TASK REQUIREMENTS - Filter out everything except lines holding "Vergleich".

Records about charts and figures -
╭──

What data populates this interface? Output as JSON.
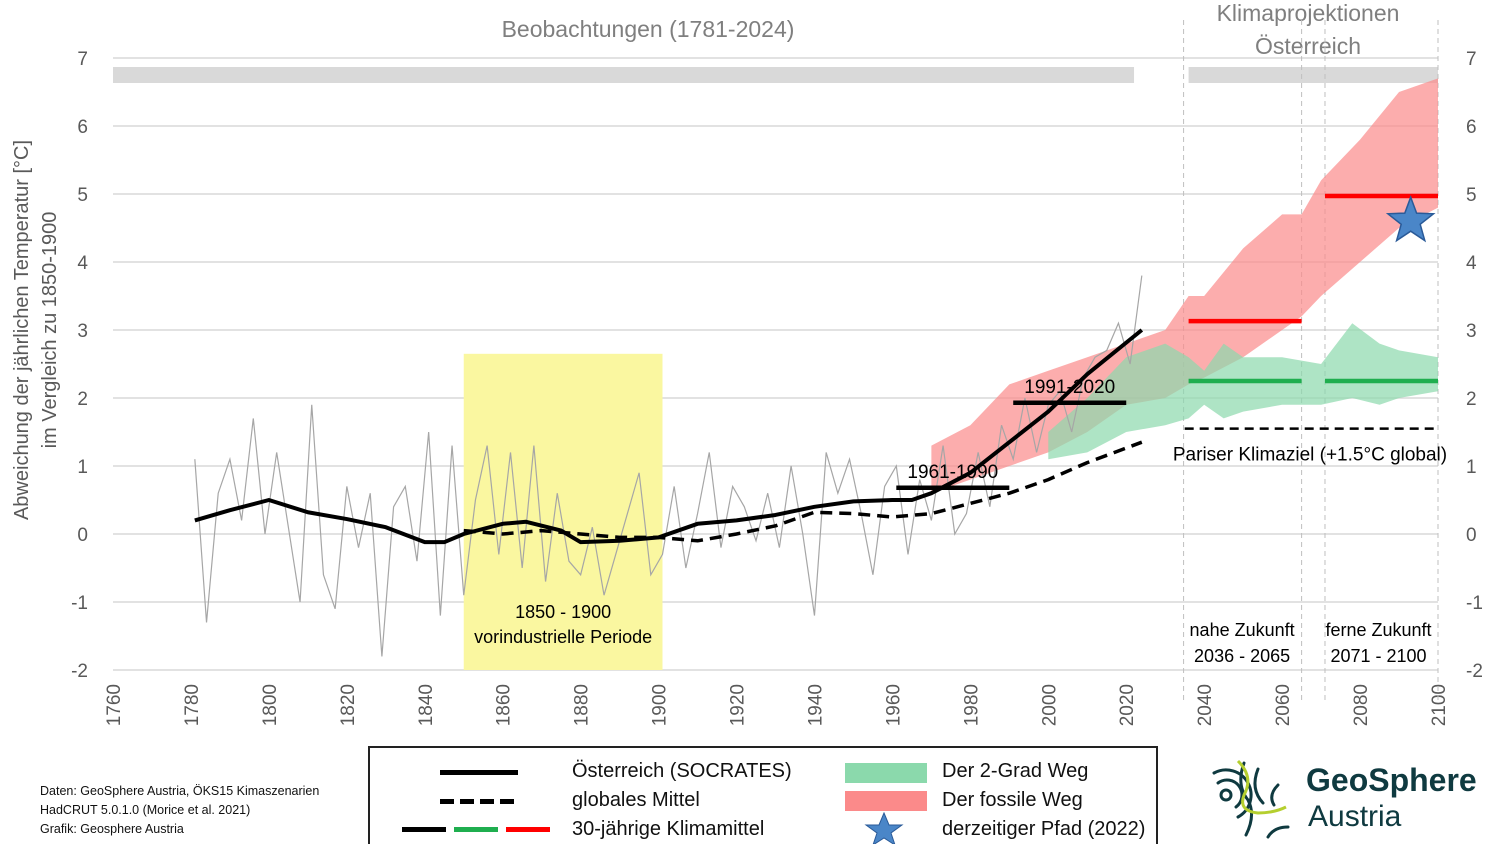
{
  "chart_data": {
    "type": "line",
    "ylabel": "Abweichung der jährlichen Temperatur [°C]\nim Vergleich zu 1850-1900",
    "ylabel_lines": [
      "Abweichung der jährlichen Temperatur [°C]",
      "im Vergleich zu 1850-1900"
    ],
    "xlim": [
      1760,
      2100
    ],
    "ylim": [
      -2,
      7
    ],
    "xticks": [
      1760,
      1780,
      1800,
      1820,
      1840,
      1860,
      1880,
      1900,
      1920,
      1940,
      1960,
      1980,
      2000,
      2020,
      2040,
      2060,
      2080,
      2100
    ],
    "yticks": [
      -2,
      -1,
      0,
      1,
      2,
      3,
      4,
      5,
      6,
      7
    ],
    "grid": true,
    "section_titles": {
      "observations": "Beobachtungen (1781-2024)",
      "projections_line1": "Klimaprojektionen",
      "projections_line2": "Österreich"
    },
    "annual_austria": {
      "x": [
        1781,
        1784,
        1787,
        1790,
        1793,
        1796,
        1799,
        1802,
        1805,
        1808,
        1811,
        1814,
        1817,
        1820,
        1823,
        1826,
        1829,
        1832,
        1835,
        1838,
        1841,
        1844,
        1847,
        1850,
        1853,
        1856,
        1859,
        1862,
        1865,
        1868,
        1871,
        1874,
        1877,
        1880,
        1883,
        1886,
        1889,
        1892,
        1895,
        1898,
        1901,
        1904,
        1907,
        1910,
        1913,
        1916,
        1919,
        1922,
        1925,
        1928,
        1931,
        1934,
        1937,
        1940,
        1943,
        1946,
        1949,
        1952,
        1955,
        1958,
        1961,
        1964,
        1967,
        1970,
        1973,
        1976,
        1979,
        1982,
        1985,
        1988,
        1991,
        1994,
        1997,
        2000,
        2003,
        2006,
        2009,
        2012,
        2015,
        2018,
        2021,
        2024
      ],
      "y": [
        1.1,
        -1.3,
        0.6,
        1.1,
        0.2,
        1.7,
        0.0,
        1.2,
        0.1,
        -1.0,
        1.9,
        -0.6,
        -1.1,
        0.7,
        -0.2,
        0.6,
        -1.8,
        0.4,
        0.7,
        -0.4,
        1.5,
        -1.2,
        1.3,
        -0.9,
        0.5,
        1.3,
        -0.3,
        1.2,
        -0.5,
        1.3,
        -0.7,
        0.6,
        -0.4,
        -0.6,
        0.1,
        -0.9,
        -0.3,
        0.3,
        0.9,
        -0.6,
        -0.3,
        0.7,
        -0.5,
        0.3,
        1.2,
        -0.2,
        0.7,
        0.4,
        -0.1,
        0.6,
        -0.2,
        1.0,
        0.0,
        -1.2,
        1.2,
        0.6,
        1.1,
        0.3,
        -0.6,
        0.7,
        1.0,
        -0.3,
        0.8,
        0.2,
        1.3,
        0.0,
        0.3,
        1.2,
        0.4,
        1.6,
        1.1,
        2.0,
        1.2,
        1.9,
        2.1,
        1.5,
        2.3,
        2.6,
        2.7,
        3.1,
        2.5,
        3.8
      ]
    },
    "series": [
      {
        "name": "Österreich (SOCRATES)",
        "style": "solid",
        "color": "#000000",
        "x": [
          1781,
          1790,
          1800,
          1810,
          1820,
          1830,
          1840,
          1845,
          1850,
          1860,
          1866,
          1875,
          1880,
          1890,
          1900,
          1910,
          1920,
          1930,
          1940,
          1950,
          1960,
          1965,
          1970,
          1980,
          1990,
          2000,
          2010,
          2024
        ],
        "y": [
          0.2,
          0.35,
          0.5,
          0.32,
          0.22,
          0.1,
          -0.12,
          -0.12,
          0.0,
          0.15,
          0.18,
          0.05,
          -0.12,
          -0.1,
          -0.05,
          0.15,
          0.2,
          0.28,
          0.4,
          0.48,
          0.5,
          0.5,
          0.6,
          0.9,
          1.35,
          1.8,
          2.35,
          3.0
        ]
      },
      {
        "name": "globales Mittel",
        "style": "dashed",
        "color": "#000000",
        "x": [
          1850,
          1860,
          1870,
          1880,
          1890,
          1900,
          1910,
          1920,
          1930,
          1940,
          1950,
          1960,
          1970,
          1980,
          1990,
          2000,
          2010,
          2024
        ],
        "y": [
          0.05,
          0.0,
          0.05,
          0.0,
          -0.05,
          -0.05,
          -0.1,
          0.0,
          0.12,
          0.32,
          0.3,
          0.25,
          0.3,
          0.45,
          0.6,
          0.8,
          1.05,
          1.35
        ]
      }
    ],
    "bands": [
      {
        "name": "Der fossile Weg",
        "color": "#fb8a8a",
        "x": [
          1970,
          1980,
          1990,
          2000,
          2010,
          2020,
          2030,
          2036,
          2040,
          2050,
          2060,
          2065,
          2070,
          2080,
          2090,
          2100
        ],
        "low": [
          0.6,
          0.8,
          1.0,
          1.2,
          1.5,
          1.9,
          2.0,
          2.2,
          2.3,
          2.6,
          3.0,
          3.2,
          3.5,
          4.0,
          4.5,
          4.8
        ],
        "high": [
          1.3,
          1.6,
          2.2,
          2.4,
          2.6,
          2.8,
          3.0,
          3.5,
          3.5,
          4.2,
          4.7,
          4.7,
          5.2,
          5.8,
          6.5,
          6.7
        ]
      },
      {
        "name": "Der 2-Grad Weg",
        "color": "#8bd9ac",
        "x": [
          2000,
          2010,
          2020,
          2030,
          2036,
          2040,
          2045,
          2050,
          2060,
          2070,
          2078,
          2085,
          2090,
          2100
        ],
        "low": [
          1.1,
          1.2,
          1.5,
          1.6,
          1.7,
          1.9,
          1.7,
          1.8,
          1.9,
          1.9,
          2.0,
          1.9,
          2.0,
          2.1
        ],
        "high": [
          1.5,
          2.0,
          2.6,
          2.8,
          2.6,
          2.4,
          2.8,
          2.6,
          2.6,
          2.5,
          3.1,
          2.8,
          2.7,
          2.6
        ]
      }
    ],
    "climate_means": [
      {
        "label": "1961-1990",
        "from": 1961,
        "to": 1990,
        "value": 0.68,
        "color": "#000000"
      },
      {
        "label": "1991-2020",
        "from": 1991,
        "to": 2020,
        "value": 1.93,
        "color": "#000000"
      },
      {
        "label": "",
        "from": 2036,
        "to": 2065,
        "value": 3.13,
        "color": "#ff0000"
      },
      {
        "label": "",
        "from": 2036,
        "to": 2065,
        "value": 2.25,
        "color": "#1fae4f"
      },
      {
        "label": "",
        "from": 2071,
        "to": 2100,
        "value": 4.97,
        "color": "#ff0000"
      },
      {
        "label": "",
        "from": 2071,
        "to": 2100,
        "value": 2.25,
        "color": "#1fae4f"
      }
    ],
    "current_path_star": {
      "x": 2093,
      "y": 4.6,
      "color": "#4a86c8"
    },
    "paris_target": {
      "label": "Pariser Klimaziel (+1.5°C global)",
      "value": 1.55,
      "from": 2035,
      "to": 2100
    },
    "reference_period": {
      "from": 1850,
      "to": 1901,
      "label1": "1850 - 1900",
      "label2": "vorindustrielle Periode",
      "color": "#faf7a0"
    },
    "future_periods": [
      {
        "label1": "nahe Zukunft",
        "label2": "2036 - 2065",
        "from": 2036,
        "to": 2065
      },
      {
        "label1": "ferne Zukunft",
        "label2": "2071 - 2100",
        "from": 2071,
        "to": 2100
      }
    ]
  },
  "legend": {
    "austria": "Österreich (SOCRATES)",
    "global": "globales Mittel",
    "means": "30-jährige Klimamittel",
    "two_degree": "Der 2-Grad Weg",
    "fossil": "Der fossile Weg",
    "current": "derzeitiger Pfad (2022)"
  },
  "credits": {
    "line1": "Daten: GeoSphere Austria, ÖKS15 Kimaszenarien",
    "line2": "HadCRUT 5.0.1.0 (Morice et al. 2021)",
    "line3": "Grafik: Geosphere Austria"
  },
  "logo": {
    "line1": "GeoSphere",
    "line2": "Austria"
  }
}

╰──

WRITTEN REPLY -
    "ylabel": "Abweichung der jährlichen Temperatur [°C]\nim Vergleich zu 1850-1900",
      "im Vergleich zu 1850-1900"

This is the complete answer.